- [THE REQUEST]:
Go through the listing and pick out each line with the word "Saint" in it.

*-*-*

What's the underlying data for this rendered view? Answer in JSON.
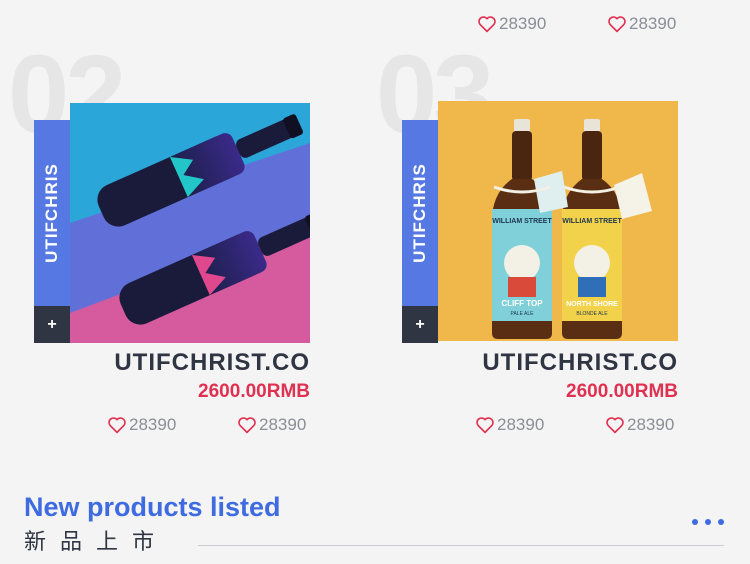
{
  "top_stats": [
    {
      "likes": "28390"
    },
    {
      "likes": "28390"
    }
  ],
  "products": [
    {
      "number": "02",
      "tab_label": "UTIFCHRIS",
      "plus": "+",
      "title": "UTIFCHRIST.CO",
      "price": "2600.00RMB",
      "likes": [
        "28390",
        "28390"
      ],
      "image": "wine-bottles-photo"
    },
    {
      "number": "03",
      "tab_label": "UTIFCHRIS",
      "plus": "+",
      "title": "UTIFCHRIST.CO",
      "price": "2600.00RMB",
      "likes": [
        "28390",
        "28390"
      ],
      "image": "beer-bottles-photo",
      "beer_labels": [
        {
          "brand": "WILLIAM STREET",
          "name": "CLIFF TOP",
          "style": "PALE ALE"
        },
        {
          "brand": "WILLIAM STREET",
          "name": "NORTH SHORE",
          "style": "BLONDE ALE"
        }
      ]
    }
  ],
  "section": {
    "title_en": "New products listed",
    "title_zh": "新品上市"
  },
  "icons": {
    "like": "heart-outline-icon",
    "more": "more-dots-icon"
  },
  "colors": {
    "accent_blue": "#3f6be0",
    "tab_blue": "#5678e2",
    "price_red": "#e03151",
    "heart_red": "#e03151",
    "dark": "#2f3542",
    "background": "#f4f4f4"
  }
}
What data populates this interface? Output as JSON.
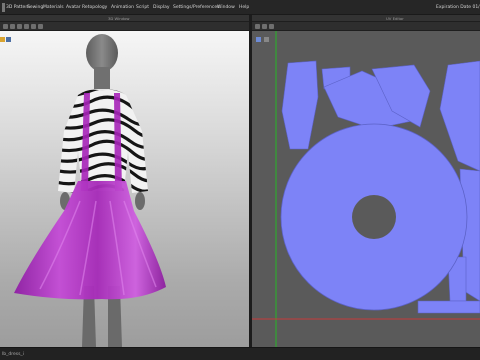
{
  "menu": [
    "3D Pattern",
    "Sewing",
    "Materials",
    "Avatar",
    "Retopology",
    "Animation",
    "Script",
    "Display",
    "Settings/Preferences",
    "Window",
    "Help"
  ],
  "expiry_text": "Expiration Date 01/19/2",
  "panels": {
    "left_title": "3D Window",
    "right_title": "UV Editor"
  },
  "status_text": "lb_dress_i",
  "colors": {
    "dress": "#b62fc7",
    "uv_island": "#7d83f7",
    "uv_background": "#5a5a5a",
    "axis_green": "#27b527",
    "axis_red": "#c53a3a"
  }
}
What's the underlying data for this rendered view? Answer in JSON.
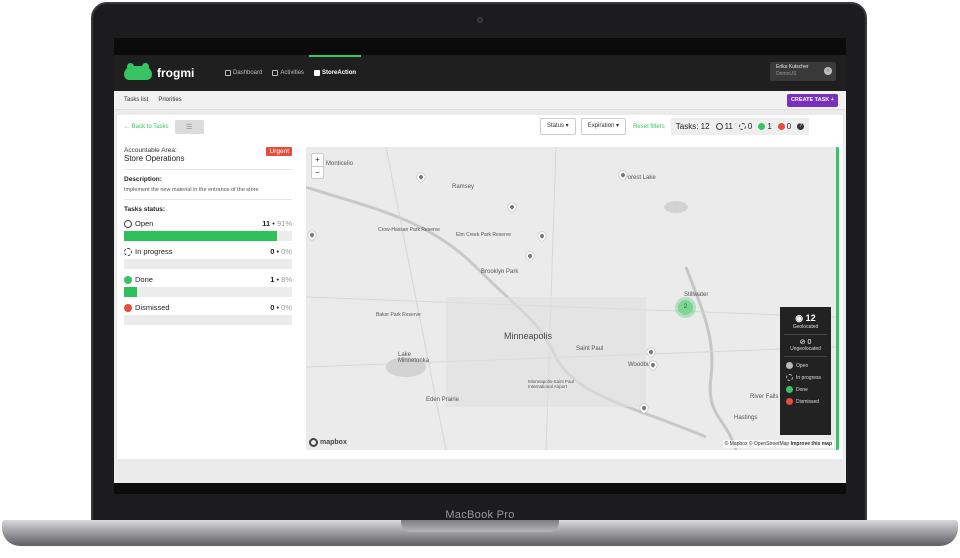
{
  "device": {
    "brand": "MacBook Pro"
  },
  "app": {
    "logo_text": "frogmi",
    "nav": [
      {
        "label": "Dashboard",
        "icon": "chart-icon"
      },
      {
        "label": "Activities",
        "icon": "clipboard-icon"
      },
      {
        "label": "StoreAction",
        "icon": "store-icon",
        "active": true
      }
    ],
    "user": {
      "name": "Erika Kutscher",
      "org": "DemoUS"
    },
    "subnav": {
      "tabs": [
        "Tasks list",
        "Priorities"
      ],
      "create_label": "CREATE TASK +"
    }
  },
  "toolbar": {
    "back_label": "Back to Tasks",
    "filters": [
      "Status",
      "Expiration"
    ],
    "reset_label": "Reset filters",
    "tasks_label": "Tasks: 12",
    "counts": {
      "open": "11",
      "in_progress": "0",
      "done": "1",
      "dismissed": "0"
    }
  },
  "task": {
    "area_label": "Accountable Area:",
    "area_name": "Store Operations",
    "priority": "Urgent",
    "description_title": "Description:",
    "description": "Implement the new material in the entrance of the store",
    "status_title": "Tasks status:",
    "statuses": [
      {
        "label": "Open",
        "count": "11",
        "pct": "91%",
        "fill": 0.91,
        "color": "#2ec05a"
      },
      {
        "label": "In progress",
        "count": "0",
        "pct": "0%",
        "fill": 0,
        "color": "#2ec05a"
      },
      {
        "label": "Done",
        "count": "1",
        "pct": "8%",
        "fill": 0.08,
        "color": "#2ec05a"
      },
      {
        "label": "Dismissed",
        "count": "0",
        "pct": "0%",
        "fill": 0,
        "color": "#2ec05a"
      }
    ]
  },
  "map": {
    "labels": [
      "Monticello",
      "Forest Lake",
      "Ramsey",
      "Crow-Hassan Park Reserve",
      "Elm Creek Park Reserve",
      "Brooklyn Park",
      "Stillwater",
      "Baker Park Reserve",
      "Minneapolis",
      "Saint Paul",
      "Lake Minnetonka",
      "Woodbury",
      "Eden Prairie",
      "Minneapolis-Saint Paul International Airport",
      "River Falls",
      "Hastings"
    ],
    "cluster_count": "2",
    "attribution": "© Mapbox © OpenStreetMap",
    "improve": "Improve this map",
    "mapbox_label": "mapbox",
    "legend": {
      "geolocated_count": "12",
      "geolocated_label": "Geolocated",
      "ungeolocated_count": "0",
      "ungeolocated_label": "Ungeolocated",
      "items": [
        "Open",
        "In progress",
        "Done",
        "Dismissed"
      ]
    }
  },
  "colors": {
    "accent": "#39c463",
    "create": "#7b2fbe",
    "urgent": "#e74c3c"
  }
}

*-*-*

- [FINISHED ANSWER]:
      "Saint Paul",
      "Minneapolis-Saint Paul International Airport",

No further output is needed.